■ **Task to carry out**
Reproduce the records below in full and exactly, without their images.

Rows from a figure dataset:
________________________

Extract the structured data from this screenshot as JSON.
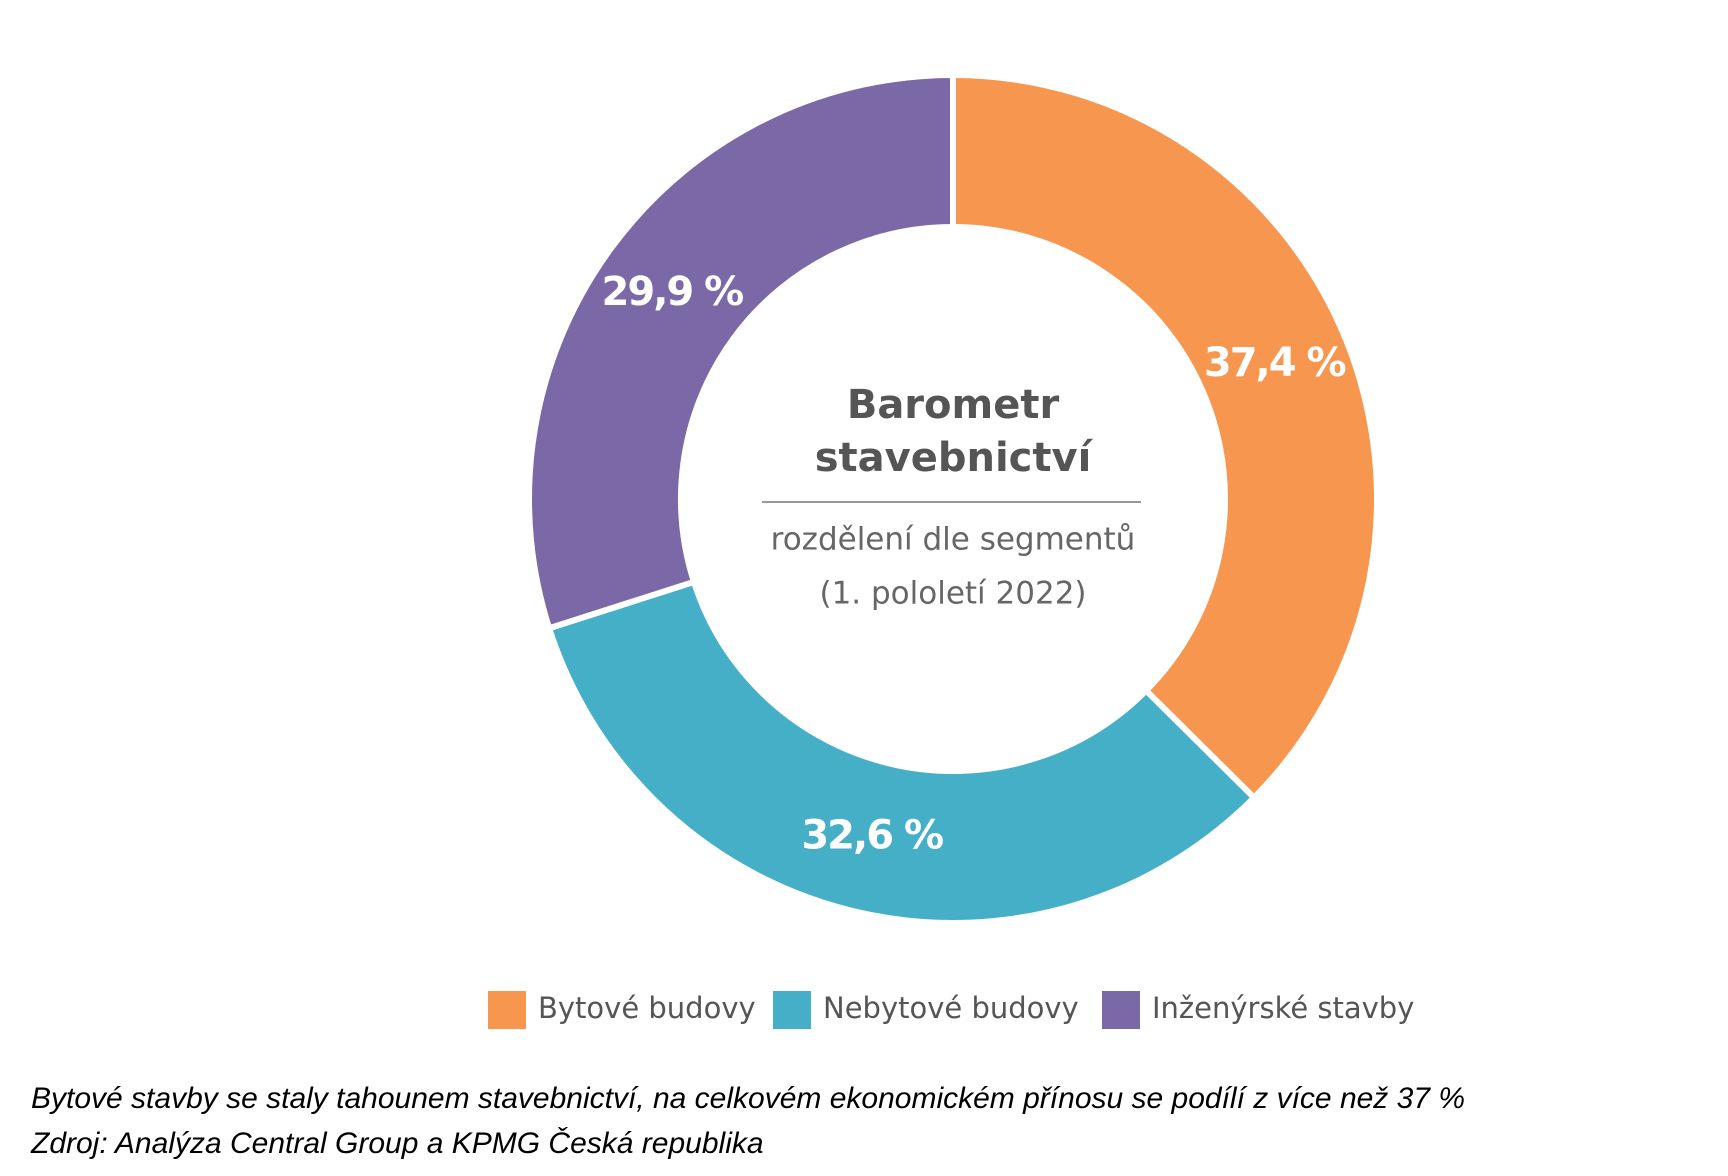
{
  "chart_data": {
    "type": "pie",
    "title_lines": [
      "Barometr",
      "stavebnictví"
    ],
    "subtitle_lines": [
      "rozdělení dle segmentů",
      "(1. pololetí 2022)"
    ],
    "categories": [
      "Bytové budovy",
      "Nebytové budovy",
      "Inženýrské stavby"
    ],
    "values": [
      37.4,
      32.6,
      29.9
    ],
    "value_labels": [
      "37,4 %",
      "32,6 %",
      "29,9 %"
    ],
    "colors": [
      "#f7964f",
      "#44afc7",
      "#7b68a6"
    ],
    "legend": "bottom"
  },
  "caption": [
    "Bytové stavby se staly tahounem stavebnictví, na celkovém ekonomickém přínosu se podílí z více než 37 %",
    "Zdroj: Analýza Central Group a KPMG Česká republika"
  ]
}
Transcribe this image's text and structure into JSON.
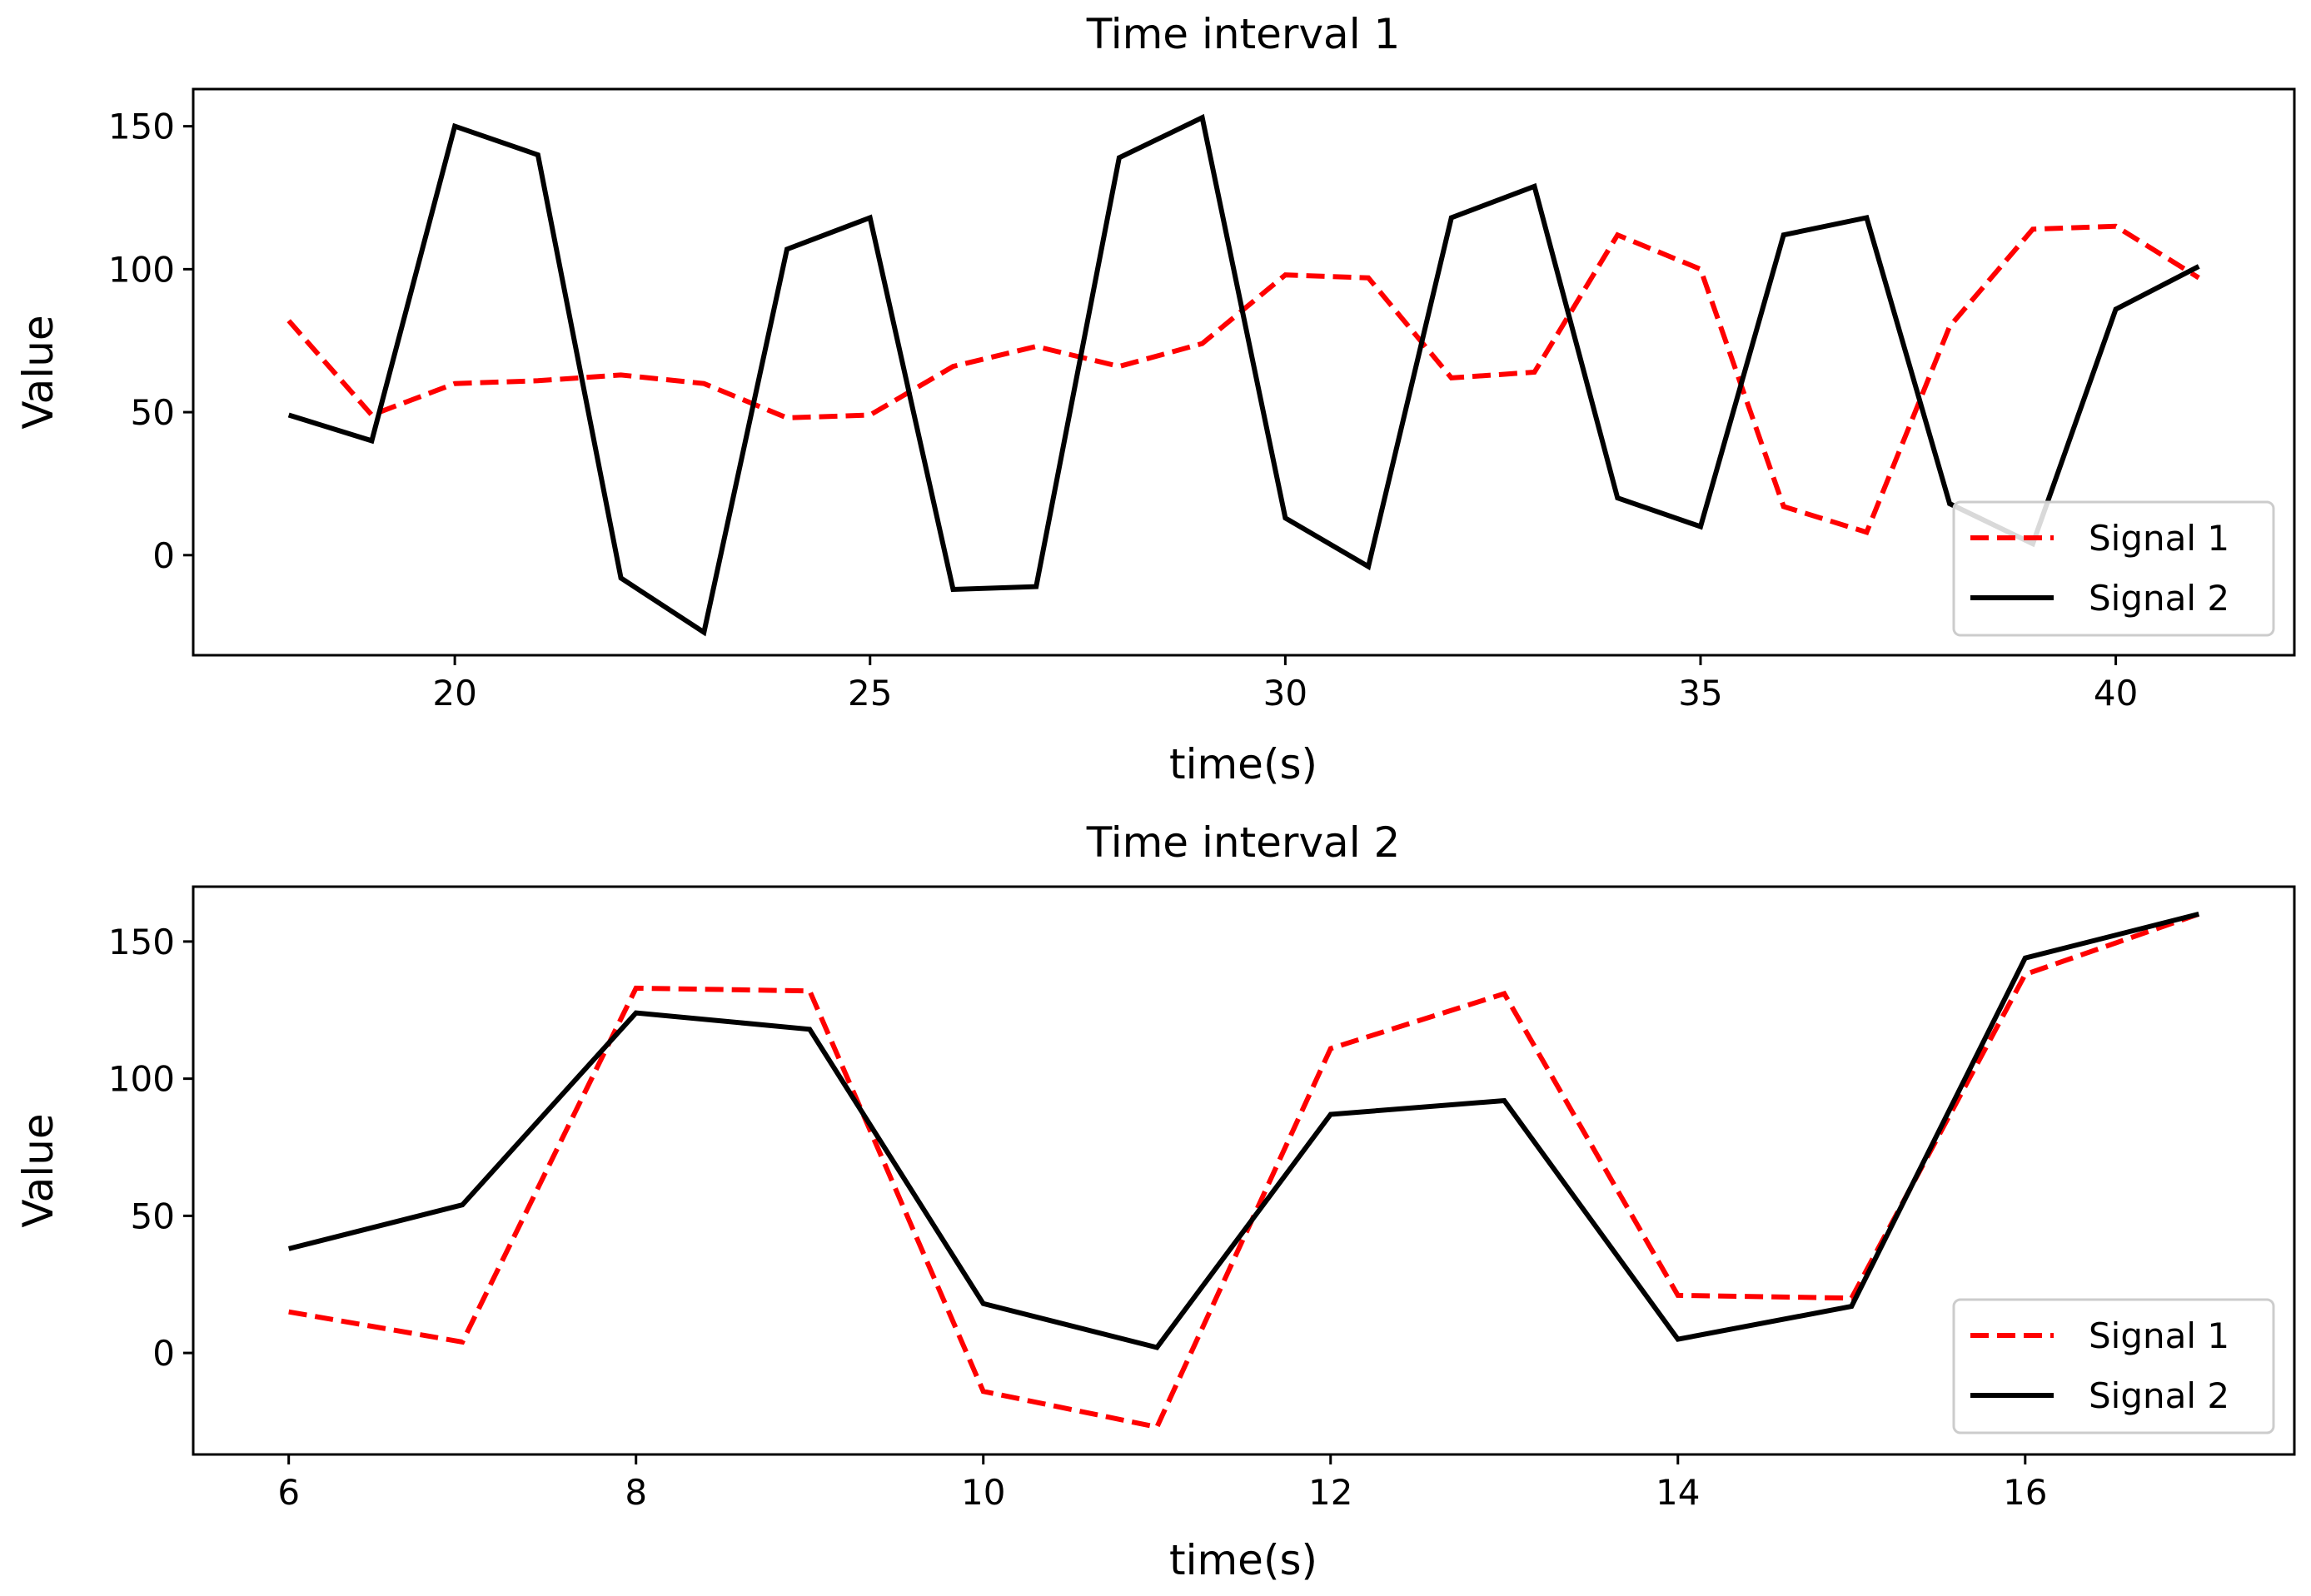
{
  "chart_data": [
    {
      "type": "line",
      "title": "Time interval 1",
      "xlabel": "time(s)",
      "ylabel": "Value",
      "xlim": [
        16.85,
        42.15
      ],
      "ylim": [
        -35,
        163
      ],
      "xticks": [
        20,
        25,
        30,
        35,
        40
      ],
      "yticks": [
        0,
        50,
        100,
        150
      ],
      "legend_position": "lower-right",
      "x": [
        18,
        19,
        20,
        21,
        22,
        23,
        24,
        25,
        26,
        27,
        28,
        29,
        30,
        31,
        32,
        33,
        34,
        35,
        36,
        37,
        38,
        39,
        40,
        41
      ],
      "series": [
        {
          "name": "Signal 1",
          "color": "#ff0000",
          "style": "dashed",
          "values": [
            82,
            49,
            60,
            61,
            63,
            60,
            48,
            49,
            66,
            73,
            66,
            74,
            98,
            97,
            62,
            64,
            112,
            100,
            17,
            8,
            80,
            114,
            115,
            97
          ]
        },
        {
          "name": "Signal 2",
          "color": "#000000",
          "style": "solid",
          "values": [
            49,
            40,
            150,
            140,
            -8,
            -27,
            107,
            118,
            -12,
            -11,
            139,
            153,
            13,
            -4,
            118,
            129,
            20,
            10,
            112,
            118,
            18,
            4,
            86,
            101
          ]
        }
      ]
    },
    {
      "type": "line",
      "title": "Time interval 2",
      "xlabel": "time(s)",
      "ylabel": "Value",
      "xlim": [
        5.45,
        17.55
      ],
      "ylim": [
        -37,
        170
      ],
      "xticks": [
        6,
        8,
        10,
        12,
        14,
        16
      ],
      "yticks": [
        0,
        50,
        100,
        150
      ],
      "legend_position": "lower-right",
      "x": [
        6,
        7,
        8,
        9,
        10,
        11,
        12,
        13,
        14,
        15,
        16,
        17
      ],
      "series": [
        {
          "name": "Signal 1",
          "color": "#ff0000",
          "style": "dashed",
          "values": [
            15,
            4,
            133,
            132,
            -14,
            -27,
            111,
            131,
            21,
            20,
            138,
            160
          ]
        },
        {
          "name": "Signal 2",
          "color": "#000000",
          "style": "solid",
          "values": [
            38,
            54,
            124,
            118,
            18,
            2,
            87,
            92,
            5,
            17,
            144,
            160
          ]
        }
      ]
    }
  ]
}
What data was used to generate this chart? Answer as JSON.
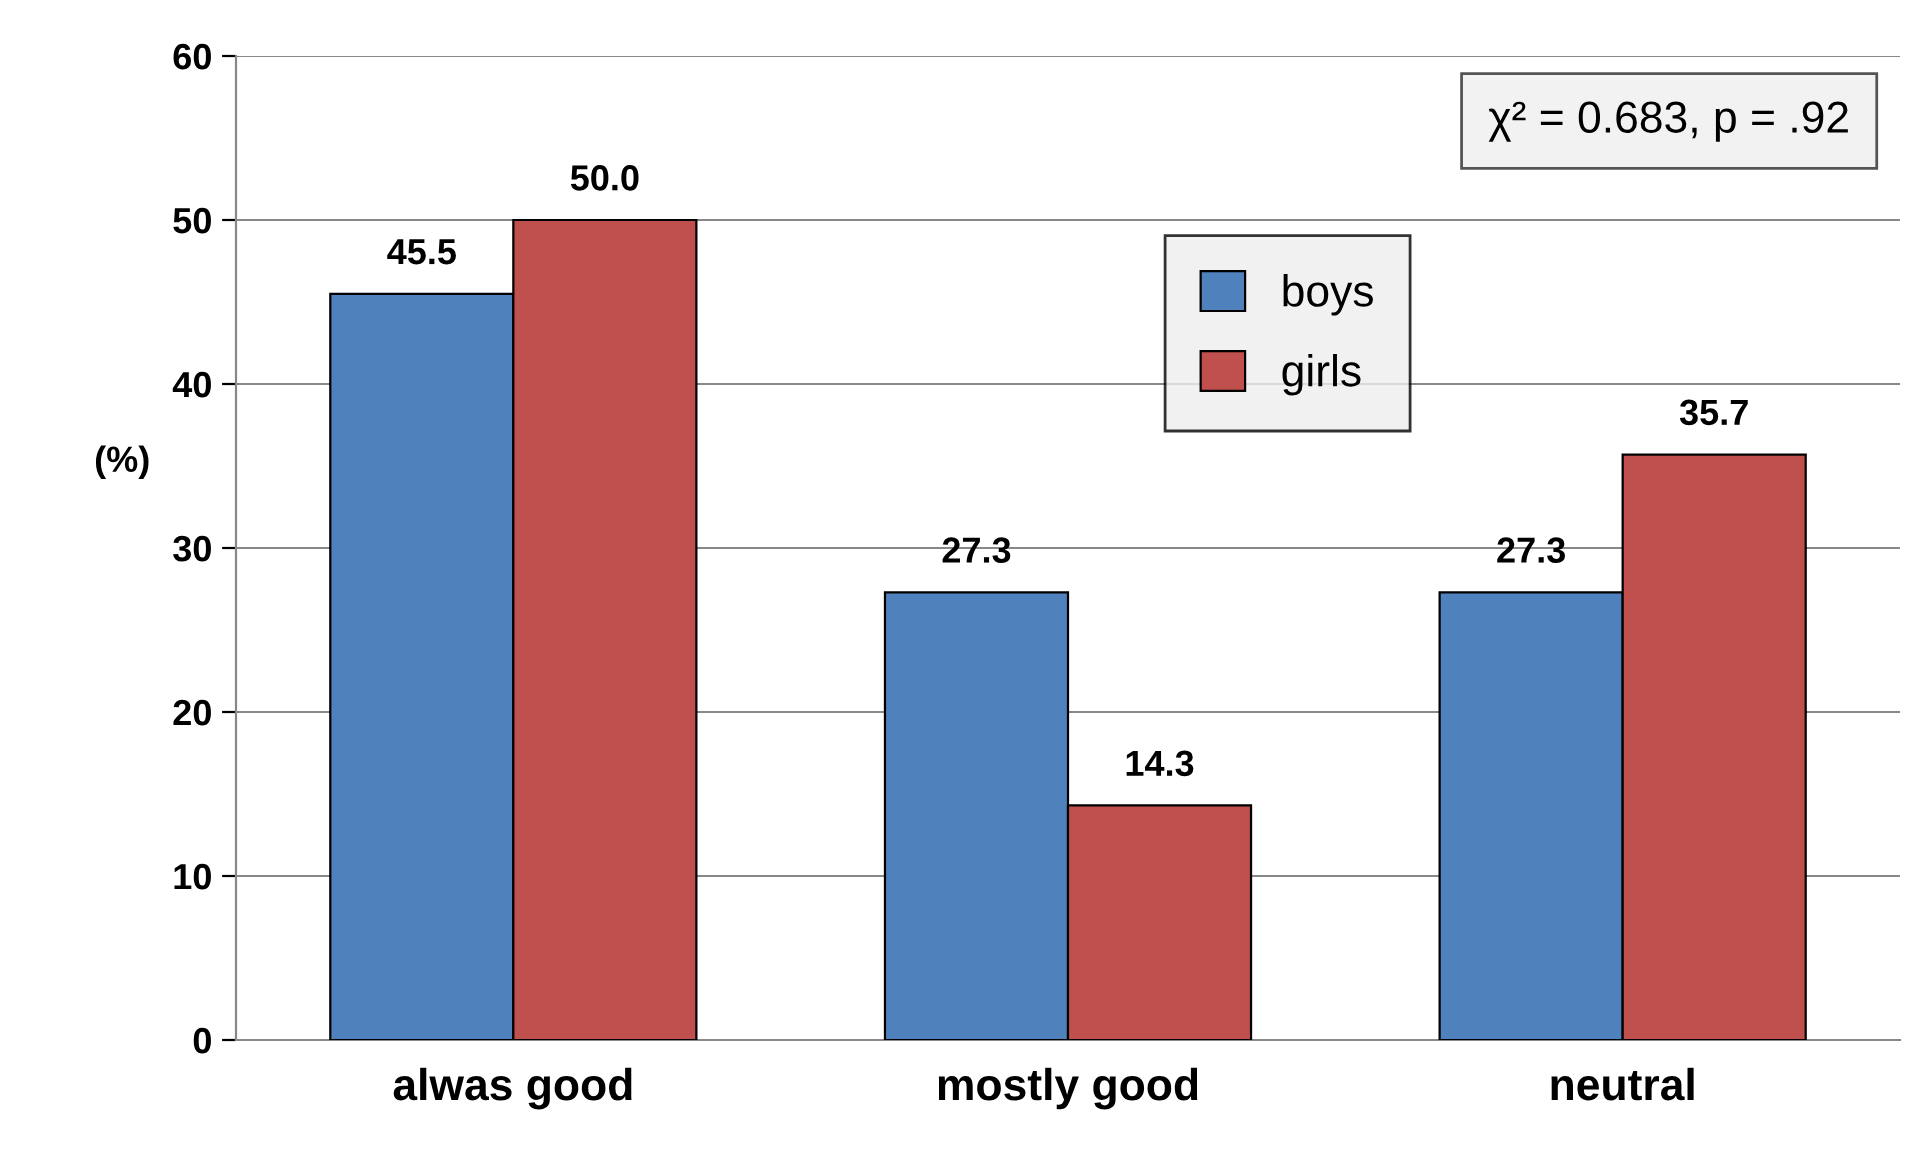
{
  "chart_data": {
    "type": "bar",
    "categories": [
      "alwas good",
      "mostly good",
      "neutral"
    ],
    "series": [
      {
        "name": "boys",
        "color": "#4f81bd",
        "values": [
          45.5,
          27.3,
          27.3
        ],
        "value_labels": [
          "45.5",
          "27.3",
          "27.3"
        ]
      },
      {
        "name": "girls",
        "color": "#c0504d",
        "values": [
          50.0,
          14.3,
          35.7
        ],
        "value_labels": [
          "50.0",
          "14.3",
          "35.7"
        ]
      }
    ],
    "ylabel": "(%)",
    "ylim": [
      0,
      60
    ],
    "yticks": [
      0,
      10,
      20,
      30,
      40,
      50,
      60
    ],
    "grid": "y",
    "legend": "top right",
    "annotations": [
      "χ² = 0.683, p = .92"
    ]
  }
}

________________________

■ **Reply to the exercise**
Extract the structured data from this screenshot as JSON.
{
  "chart_data": {
    "type": "pie",
    "title_lines": [
      "Barometr",
      "stavebnictví"
    ],
    "subtitle_lines": [
      "rozdělení dle segmentů",
      "(1. pololetí 2022)"
    ],
    "categories": [
      "Bytové budovy",
      "Nebytové budovy",
      "Inženýrské stavby"
    ],
    "values": [
      37.4,
      32.6,
      29.9
    ],
    "value_labels": [
      "37,4 %",
      "32,6 %",
      "29,9 %"
    ],
    "colors": [
      "#f7964f",
      "#44afc7",
      "#7b68a6"
    ],
    "legend": "bottom"
  },
  "caption": [
    "Bytové stavby se staly tahounem stavebnictví, na celkovém ekonomickém přínosu se podílí z více než 37 %",
    "Zdroj: Analýza Central Group a KPMG Česká republika"
  ]
}
Transcribe this image's text and structure into JSON.
{
  "chart_data": [
    {
      "type": "line",
      "title": "Time interval 1",
      "xlabel": "time(s)",
      "ylabel": "Value",
      "xlim": [
        16.85,
        42.15
      ],
      "ylim": [
        -35,
        163
      ],
      "xticks": [
        20,
        25,
        30,
        35,
        40
      ],
      "yticks": [
        0,
        50,
        100,
        150
      ],
      "legend_position": "lower-right",
      "x": [
        18,
        19,
        20,
        21,
        22,
        23,
        24,
        25,
        26,
        27,
        28,
        29,
        30,
        31,
        32,
        33,
        34,
        35,
        36,
        37,
        38,
        39,
        40,
        41
      ],
      "series": [
        {
          "name": "Signal 1",
          "color": "#ff0000",
          "style": "dashed",
          "values": [
            82,
            49,
            60,
            61,
            63,
            60,
            48,
            49,
            66,
            73,
            66,
            74,
            98,
            97,
            62,
            64,
            112,
            100,
            17,
            8,
            80,
            114,
            115,
            97
          ]
        },
        {
          "name": "Signal 2",
          "color": "#000000",
          "style": "solid",
          "values": [
            49,
            40,
            150,
            140,
            -8,
            -27,
            107,
            118,
            -12,
            -11,
            139,
            153,
            13,
            -4,
            118,
            129,
            20,
            10,
            112,
            118,
            18,
            4,
            86,
            101
          ]
        }
      ]
    },
    {
      "type": "line",
      "title": "Time interval 2",
      "xlabel": "time(s)",
      "ylabel": "Value",
      "xlim": [
        5.45,
        17.55
      ],
      "ylim": [
        -37,
        170
      ],
      "xticks": [
        6,
        8,
        10,
        12,
        14,
        16
      ],
      "yticks": [
        0,
        50,
        100,
        150
      ],
      "legend_position": "lower-right",
      "x": [
        6,
        7,
        8,
        9,
        10,
        11,
        12,
        13,
        14,
        15,
        16,
        17
      ],
      "series": [
        {
          "name": "Signal 1",
          "color": "#ff0000",
          "style": "dashed",
          "values": [
            15,
            4,
            133,
            132,
            -14,
            -27,
            111,
            131,
            21,
            20,
            138,
            160
          ]
        },
        {
          "name": "Signal 2",
          "color": "#000000",
          "style": "solid",
          "values": [
            38,
            54,
            124,
            118,
            18,
            2,
            87,
            92,
            5,
            17,
            144,
            160
          ]
        }
      ]
    }
  ]
}
What data was used to generate this chart? Answer as JSON.
{
  "chart_data": {
    "type": "bar",
    "categories": [
      "alwas good",
      "mostly good",
      "neutral"
    ],
    "series": [
      {
        "name": "boys",
        "color": "#4f81bd",
        "values": [
          45.5,
          27.3,
          27.3
        ],
        "value_labels": [
          "45.5",
          "27.3",
          "27.3"
        ]
      },
      {
        "name": "girls",
        "color": "#c0504d",
        "values": [
          50.0,
          14.3,
          35.7
        ],
        "value_labels": [
          "50.0",
          "14.3",
          "35.7"
        ]
      }
    ],
    "ylabel": "(%)",
    "ylim": [
      0,
      60
    ],
    "yticks": [
      0,
      10,
      20,
      30,
      40,
      50,
      60
    ],
    "grid": "y",
    "legend": "top right",
    "annotations": [
      "χ² = 0.683, p = .92"
    ]
  }
}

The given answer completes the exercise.